The complete listing should be restated exactly.

## GIVEN ENTRIES
<<<<
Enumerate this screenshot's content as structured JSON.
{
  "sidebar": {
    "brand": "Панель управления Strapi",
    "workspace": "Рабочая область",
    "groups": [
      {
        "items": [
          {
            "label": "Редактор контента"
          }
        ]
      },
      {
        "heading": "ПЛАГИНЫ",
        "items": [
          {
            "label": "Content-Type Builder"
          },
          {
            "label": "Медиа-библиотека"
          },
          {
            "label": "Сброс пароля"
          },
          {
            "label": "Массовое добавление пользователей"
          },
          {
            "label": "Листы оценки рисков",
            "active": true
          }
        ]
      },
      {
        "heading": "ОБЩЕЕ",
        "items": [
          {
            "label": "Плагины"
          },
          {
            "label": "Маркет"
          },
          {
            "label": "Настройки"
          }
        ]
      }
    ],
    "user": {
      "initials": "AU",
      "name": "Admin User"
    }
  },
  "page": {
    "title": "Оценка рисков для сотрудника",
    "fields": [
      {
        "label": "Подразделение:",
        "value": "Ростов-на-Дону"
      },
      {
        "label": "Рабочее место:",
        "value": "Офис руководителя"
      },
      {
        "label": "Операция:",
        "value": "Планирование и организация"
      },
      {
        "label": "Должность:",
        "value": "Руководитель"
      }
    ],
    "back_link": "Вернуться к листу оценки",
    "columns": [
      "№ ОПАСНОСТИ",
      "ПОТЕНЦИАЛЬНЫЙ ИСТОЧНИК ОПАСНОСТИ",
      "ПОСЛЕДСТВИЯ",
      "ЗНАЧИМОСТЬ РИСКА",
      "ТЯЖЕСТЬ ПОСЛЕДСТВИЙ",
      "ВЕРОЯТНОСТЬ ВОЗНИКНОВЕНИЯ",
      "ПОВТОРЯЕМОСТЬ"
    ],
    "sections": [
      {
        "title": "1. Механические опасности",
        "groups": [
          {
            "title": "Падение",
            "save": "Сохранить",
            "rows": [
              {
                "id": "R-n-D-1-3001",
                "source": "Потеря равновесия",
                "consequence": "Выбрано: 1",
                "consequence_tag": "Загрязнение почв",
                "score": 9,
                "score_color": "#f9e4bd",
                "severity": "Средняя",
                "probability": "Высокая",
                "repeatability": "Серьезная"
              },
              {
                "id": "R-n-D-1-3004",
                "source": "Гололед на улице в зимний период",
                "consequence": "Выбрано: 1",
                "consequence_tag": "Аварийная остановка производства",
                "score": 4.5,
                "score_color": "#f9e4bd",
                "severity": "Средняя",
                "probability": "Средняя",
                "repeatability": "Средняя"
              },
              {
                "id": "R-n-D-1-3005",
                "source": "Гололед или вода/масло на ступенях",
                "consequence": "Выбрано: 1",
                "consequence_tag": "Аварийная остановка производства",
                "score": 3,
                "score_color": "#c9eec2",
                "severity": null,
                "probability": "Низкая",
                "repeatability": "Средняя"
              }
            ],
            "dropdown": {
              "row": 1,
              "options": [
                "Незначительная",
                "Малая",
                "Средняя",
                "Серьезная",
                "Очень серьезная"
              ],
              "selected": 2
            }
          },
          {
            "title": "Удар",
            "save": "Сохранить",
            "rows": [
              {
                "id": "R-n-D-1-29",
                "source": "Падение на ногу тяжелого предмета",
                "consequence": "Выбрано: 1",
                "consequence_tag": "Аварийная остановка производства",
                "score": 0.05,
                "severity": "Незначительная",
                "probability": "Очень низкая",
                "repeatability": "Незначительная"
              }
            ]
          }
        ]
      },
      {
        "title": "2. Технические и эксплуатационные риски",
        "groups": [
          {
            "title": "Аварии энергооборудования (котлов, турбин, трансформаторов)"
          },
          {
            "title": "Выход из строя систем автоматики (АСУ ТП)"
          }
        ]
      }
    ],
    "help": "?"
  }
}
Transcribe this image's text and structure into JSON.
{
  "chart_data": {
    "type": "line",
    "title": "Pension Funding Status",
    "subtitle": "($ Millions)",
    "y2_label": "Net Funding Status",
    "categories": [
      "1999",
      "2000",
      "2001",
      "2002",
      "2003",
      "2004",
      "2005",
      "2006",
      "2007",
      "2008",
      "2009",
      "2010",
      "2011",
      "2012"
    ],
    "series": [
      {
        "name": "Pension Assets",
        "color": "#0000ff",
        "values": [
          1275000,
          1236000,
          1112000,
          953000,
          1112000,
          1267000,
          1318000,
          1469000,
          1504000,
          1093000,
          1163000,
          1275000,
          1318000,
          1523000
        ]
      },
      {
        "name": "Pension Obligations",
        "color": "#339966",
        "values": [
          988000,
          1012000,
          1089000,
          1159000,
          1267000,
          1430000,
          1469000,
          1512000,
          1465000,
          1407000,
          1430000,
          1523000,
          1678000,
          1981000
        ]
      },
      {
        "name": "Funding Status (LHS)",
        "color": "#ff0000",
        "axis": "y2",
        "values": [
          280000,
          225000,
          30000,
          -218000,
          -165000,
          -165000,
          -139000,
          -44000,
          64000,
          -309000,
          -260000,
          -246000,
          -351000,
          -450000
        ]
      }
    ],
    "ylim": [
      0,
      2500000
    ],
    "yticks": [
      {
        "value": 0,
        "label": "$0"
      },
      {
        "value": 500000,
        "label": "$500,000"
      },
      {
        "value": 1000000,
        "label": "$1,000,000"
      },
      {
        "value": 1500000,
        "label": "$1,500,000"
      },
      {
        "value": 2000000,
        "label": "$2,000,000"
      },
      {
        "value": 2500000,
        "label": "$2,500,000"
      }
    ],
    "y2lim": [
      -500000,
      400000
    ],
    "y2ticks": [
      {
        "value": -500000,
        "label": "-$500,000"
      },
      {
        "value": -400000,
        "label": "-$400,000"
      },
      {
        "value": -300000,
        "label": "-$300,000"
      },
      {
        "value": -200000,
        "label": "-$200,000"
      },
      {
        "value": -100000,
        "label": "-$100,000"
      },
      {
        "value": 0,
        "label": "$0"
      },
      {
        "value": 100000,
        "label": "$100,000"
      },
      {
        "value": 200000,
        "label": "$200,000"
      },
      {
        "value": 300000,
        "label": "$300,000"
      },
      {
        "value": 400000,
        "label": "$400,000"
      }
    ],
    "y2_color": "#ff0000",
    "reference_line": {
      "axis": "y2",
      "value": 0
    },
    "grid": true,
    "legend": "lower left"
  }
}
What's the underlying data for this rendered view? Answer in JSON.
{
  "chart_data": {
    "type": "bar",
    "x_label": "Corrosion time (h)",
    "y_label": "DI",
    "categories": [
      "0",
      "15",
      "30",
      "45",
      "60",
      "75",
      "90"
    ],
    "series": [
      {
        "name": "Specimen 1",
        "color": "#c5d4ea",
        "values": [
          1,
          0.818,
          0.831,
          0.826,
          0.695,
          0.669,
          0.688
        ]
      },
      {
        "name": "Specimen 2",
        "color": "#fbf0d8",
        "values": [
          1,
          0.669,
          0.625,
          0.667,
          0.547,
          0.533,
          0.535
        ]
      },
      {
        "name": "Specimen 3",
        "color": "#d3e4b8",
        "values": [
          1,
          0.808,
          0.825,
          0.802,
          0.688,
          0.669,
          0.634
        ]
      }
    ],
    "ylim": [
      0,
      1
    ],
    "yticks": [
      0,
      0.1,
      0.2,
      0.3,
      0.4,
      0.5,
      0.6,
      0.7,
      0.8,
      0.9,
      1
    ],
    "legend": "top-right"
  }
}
>>>>
## EXPECTED ANSWER
Enumerate this screenshot's content as structured JSON.
{
  "sidebar": {
    "brand": "Панель управления Strapi",
    "workspace": "Рабочая область",
    "groups": [
      {
        "items": [
          {
            "label": "Редактор контента"
          }
        ]
      },
      {
        "heading": "ПЛАГИНЫ",
        "items": [
          {
            "label": "Content-Type Builder"
          },
          {
            "label": "Медиа-библиотека"
          },
          {
            "label": "Сброс пароля"
          },
          {
            "label": "Массовое добавление пользователей"
          },
          {
            "label": "Листы оценки рисков",
            "active": true
          }
        ]
      },
      {
        "heading": "ОБЩЕЕ",
        "items": [
          {
            "label": "Плагины"
          },
          {
            "label": "Маркет"
          },
          {
            "label": "Настройки"
          }
        ]
      }
    ],
    "user": {
      "initials": "AU",
      "name": "Admin User"
    }
  },
  "page": {
    "title": "Оценка рисков для сотрудника",
    "fields": [
      {
        "label": "Подразделение:",
        "value": "Ростов-на-Дону"
      },
      {
        "label": "Рабочее место:",
        "value": "Офис руководителя"
      },
      {
        "label": "Операция:",
        "value": "Планирование и организация"
      },
      {
        "label": "Должность:",
        "value": "Руководитель"
      }
    ],
    "back_link": "Вернуться к листу оценки",
    "columns": [
      "№ ОПАСНОСТИ",
      "ПОТЕНЦИАЛЬНЫЙ ИСТОЧНИК ОПАСНОСТИ",
      "ПОСЛЕДСТВИЯ",
      "ЗНАЧИМОСТЬ РИСКА",
      "ТЯЖЕСТЬ ПОСЛЕДСТВИЙ",
      "ВЕРОЯТНОСТЬ ВОЗНИКНОВЕНИЯ",
      "ПОВТОРЯЕМОСТЬ"
    ],
    "sections": [
      {
        "title": "1. Механические опасности",
        "groups": [
          {
            "title": "Падение",
            "save": "Сохранить",
            "rows": [
              {
                "id": "R-n-D-1-3001",
                "source": "Потеря равновесия",
                "consequence": "Выбрано: 1",
                "consequence_tag": "Загрязнение почв",
                "score": 9,
                "score_color": "#f9e4bd",
                "severity": "Средняя",
                "probability": "Высокая",
                "repeatability": "Серьезная"
              },
              {
                "id": "R-n-D-1-3004",
                "source": "Гололед на улице в зимний период",
                "consequence": "Выбрано: 1",
                "consequence_tag": "Аварийная остановка производства",
                "score": 4.5,
                "score_color": "#f9e4bd",
                "severity": "Средняя",
                "probability": "Средняя",
                "repeatability": "Средняя"
              },
              {
                "id": "R-n-D-1-3005",
                "source": "Гололед или вода/масло на ступенях",
                "consequence": "Выбрано: 1",
                "consequence_tag": "Аварийная остановка производства",
                "score": 3,
                "score_color": "#c9eec2",
                "severity": null,
                "probability": "Низкая",
                "repeatability": "Средняя"
              }
            ],
            "dropdown": {
              "row": 1,
              "options": [
                "Незначительная",
                "Малая",
                "Средняя",
                "Серьезная",
                "Очень серьезная"
              ],
              "selected": 2
            }
          },
          {
            "title": "Удар",
            "save": "Сохранить",
            "rows": [
              {
                "id": "R-n-D-1-29",
                "source": "Падение на ногу тяжелого предмета",
                "consequence": "Выбрано: 1",
                "consequence_tag": "Аварийная остановка производства",
                "score": 0.05,
                "severity": "Незначительная",
                "probability": "Очень низкая",
                "repeatability": "Незначительная"
              }
            ]
          }
        ]
      },
      {
        "title": "2. Технические и эксплуатационные риски",
        "groups": [
          {
            "title": "Аварии энергооборудования (котлов, турбин, трансформаторов)"
          },
          {
            "title": "Выход из строя систем автоматики (АСУ ТП)"
          }
        ]
      }
    ],
    "help": "?"
  }
}
Transcribe this image's text and structure into JSON.
{
  "chart_data": {
    "type": "line",
    "title": "Pension Funding Status",
    "subtitle": "($ Millions)",
    "y2_label": "Net Funding Status",
    "categories": [
      "1999",
      "2000",
      "2001",
      "2002",
      "2003",
      "2004",
      "2005",
      "2006",
      "2007",
      "2008",
      "2009",
      "2010",
      "2011",
      "2012"
    ],
    "series": [
      {
        "name": "Pension Assets",
        "color": "#0000ff",
        "values": [
          1275000,
          1236000,
          1112000,
          953000,
          1112000,
          1267000,
          1318000,
          1469000,
          1504000,
          1093000,
          1163000,
          1275000,
          1318000,
          1523000
        ]
      },
      {
        "name": "Pension Obligations",
        "color": "#339966",
        "values": [
          988000,
          1012000,
          1089000,
          1159000,
          1267000,
          1430000,
          1469000,
          1512000,
          1465000,
          1407000,
          1430000,
          1523000,
          1678000,
          1981000
        ]
      },
      {
        "name": "Funding Status (LHS)",
        "color": "#ff0000",
        "axis": "y2",
        "values": [
          280000,
          225000,
          30000,
          -218000,
          -165000,
          -165000,
          -139000,
          -44000,
          64000,
          -309000,
          -260000,
          -246000,
          -351000,
          -450000
        ]
      }
    ],
    "ylim": [
      0,
      2500000
    ],
    "yticks": [
      {
        "value": 0,
        "label": "$0"
      },
      {
        "value": 500000,
        "label": "$500,000"
      },
      {
        "value": 1000000,
        "label": "$1,000,000"
      },
      {
        "value": 1500000,
        "label": "$1,500,000"
      },
      {
        "value": 2000000,
        "label": "$2,000,000"
      },
      {
        "value": 2500000,
        "label": "$2,500,000"
      }
    ],
    "y2lim": [
      -500000,
      400000
    ],
    "y2ticks": [
      {
        "value": -500000,
        "label": "-$500,000"
      },
      {
        "value": -400000,
        "label": "-$400,000"
      },
      {
        "value": -300000,
        "label": "-$300,000"
      },
      {
        "value": -200000,
        "label": "-$200,000"
      },
      {
        "value": -100000,
        "label": "-$100,000"
      },
      {
        "value": 0,
        "label": "$0"
      },
      {
        "value": 100000,
        "label": "$100,000"
      },
      {
        "value": 200000,
        "label": "$200,000"
      },
      {
        "value": 300000,
        "label": "$300,000"
      },
      {
        "value": 400000,
        "label": "$400,000"
      }
    ],
    "y2_color": "#ff0000",
    "reference_line": {
      "axis": "y2",
      "value": 0
    },
    "grid": true,
    "legend": "lower left"
  }
}
What's the underlying data for this rendered view? Answer in JSON.
{
  "chart_data": {
    "type": "bar",
    "x_label": "Corrosion time (h)",
    "y_label": "DI",
    "categories": [
      "0",
      "15",
      "30",
      "45",
      "60",
      "75",
      "90"
    ],
    "series": [
      {
        "name": "Specimen 1",
        "color": "#c5d4ea",
        "values": [
          1,
          0.818,
          0.831,
          0.826,
          0.695,
          0.669,
          0.688
        ]
      },
      {
        "name": "Specimen 2",
        "color": "#fbf0d8",
        "values": [
          1,
          0.669,
          0.625,
          0.667,
          0.547,
          0.533,
          0.535
        ]
      },
      {
        "name": "Specimen 3",
        "color": "#d3e4b8",
        "values": [
          1,
          0.808,
          0.825,
          0.802,
          0.688,
          0.669,
          0.634
        ]
      }
    ],
    "ylim": [
      0,
      1
    ],
    "yticks": [
      0,
      0.1,
      0.2,
      0.3,
      0.4,
      0.5,
      0.6,
      0.7,
      0.8,
      0.9,
      1
    ],
    "legend": "top-right"
  }
}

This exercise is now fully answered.